- **Exercise prompt**: Reproduce the listing word for word. Skip any image.

***

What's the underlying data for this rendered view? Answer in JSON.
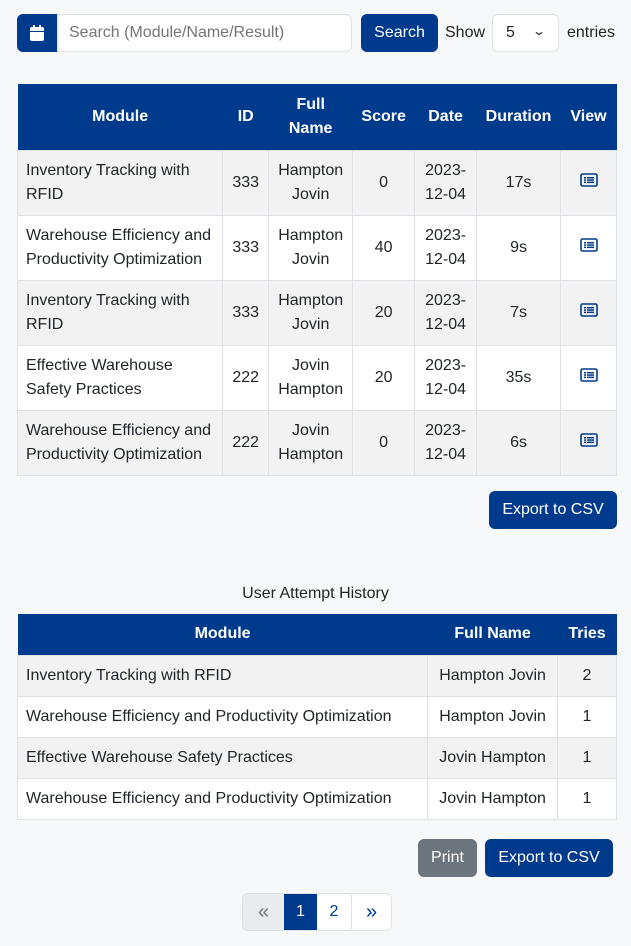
{
  "toolbar": {
    "search_placeholder": "Search (Module/Name/Result)",
    "search_label": "Search",
    "show_label": "Show",
    "entries_value": "5",
    "entries_label": "entries"
  },
  "results_table": {
    "headers": [
      "Module",
      "ID",
      "Full Name",
      "Score",
      "Date",
      "Duration",
      "View"
    ],
    "rows": [
      {
        "module": "Inventory Tracking with RFID",
        "id": "333",
        "name": "Hampton Jovin",
        "score": "0",
        "date": "2023-12-04",
        "duration": "17s"
      },
      {
        "module": "Warehouse Efficiency and Productivity Optimization",
        "id": "333",
        "name": "Hampton Jovin",
        "score": "40",
        "date": "2023-12-04",
        "duration": "9s"
      },
      {
        "module": "Inventory Tracking with RFID",
        "id": "333",
        "name": "Hampton Jovin",
        "score": "20",
        "date": "2023-12-04",
        "duration": "7s"
      },
      {
        "module": "Effective Warehouse Safety Practices",
        "id": "222",
        "name": "Jovin Hampton",
        "score": "20",
        "date": "2023-12-04",
        "duration": "35s"
      },
      {
        "module": "Warehouse Efficiency and Productivity Optimization",
        "id": "222",
        "name": "Jovin Hampton",
        "score": "0",
        "date": "2023-12-04",
        "duration": "6s"
      }
    ]
  },
  "export_label": "Export to CSV",
  "history": {
    "title": "User Attempt History",
    "headers": [
      "Module",
      "Full Name",
      "Tries"
    ],
    "rows": [
      {
        "module": "Inventory Tracking with RFID",
        "name": "Hampton Jovin",
        "tries": "2"
      },
      {
        "module": "Warehouse Efficiency and Productivity Optimization",
        "name": "Hampton Jovin",
        "tries": "1"
      },
      {
        "module": "Effective Warehouse Safety Practices",
        "name": "Jovin Hampton",
        "tries": "1"
      },
      {
        "module": "Warehouse Efficiency and Productivity Optimization",
        "name": "Jovin Hampton",
        "tries": "1"
      }
    ]
  },
  "print_label": "Print",
  "pagination": {
    "first": "«",
    "pages": [
      "1",
      "2"
    ],
    "current": "1",
    "last": "»"
  },
  "colors": {
    "primary": "#003a8c",
    "secondary": "#6c757d"
  }
}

***

- **Answer in full**:
What's the underlying data for this rendered view? Answer in JSON.
{
  "toolbar": {
    "search_placeholder": "Search (Module/Name/Result)",
    "search_label": "Search",
    "show_label": "Show",
    "entries_value": "5",
    "entries_label": "entries"
  },
  "results_table": {
    "headers": [
      "Module",
      "ID",
      "Full Name",
      "Score",
      "Date",
      "Duration",
      "View"
    ],
    "rows": [
      {
        "module": "Inventory Tracking with RFID",
        "id": "333",
        "name": "Hampton Jovin",
        "score": "0",
        "date": "2023-12-04",
        "duration": "17s"
      },
      {
        "module": "Warehouse Efficiency and Productivity Optimization",
        "id": "333",
        "name": "Hampton Jovin",
        "score": "40",
        "date": "2023-12-04",
        "duration": "9s"
      },
      {
        "module": "Inventory Tracking with RFID",
        "id": "333",
        "name": "Hampton Jovin",
        "score": "20",
        "date": "2023-12-04",
        "duration": "7s"
      },
      {
        "module": "Effective Warehouse Safety Practices",
        "id": "222",
        "name": "Jovin Hampton",
        "score": "20",
        "date": "2023-12-04",
        "duration": "35s"
      },
      {
        "module": "Warehouse Efficiency and Productivity Optimization",
        "id": "222",
        "name": "Jovin Hampton",
        "score": "0",
        "date": "2023-12-04",
        "duration": "6s"
      }
    ]
  },
  "export_label": "Export to CSV",
  "history": {
    "title": "User Attempt History",
    "headers": [
      "Module",
      "Full Name",
      "Tries"
    ],
    "rows": [
      {
        "module": "Inventory Tracking with RFID",
        "name": "Hampton Jovin",
        "tries": "2"
      },
      {
        "module": "Warehouse Efficiency and Productivity Optimization",
        "name": "Hampton Jovin",
        "tries": "1"
      },
      {
        "module": "Effective Warehouse Safety Practices",
        "name": "Jovin Hampton",
        "tries": "1"
      },
      {
        "module": "Warehouse Efficiency and Productivity Optimization",
        "name": "Jovin Hampton",
        "tries": "1"
      }
    ]
  },
  "print_label": "Print",
  "pagination": {
    "first": "«",
    "pages": [
      "1",
      "2"
    ],
    "current": "1",
    "last": "»"
  },
  "colors": {
    "primary": "#003a8c",
    "secondary": "#6c757d"
  }
}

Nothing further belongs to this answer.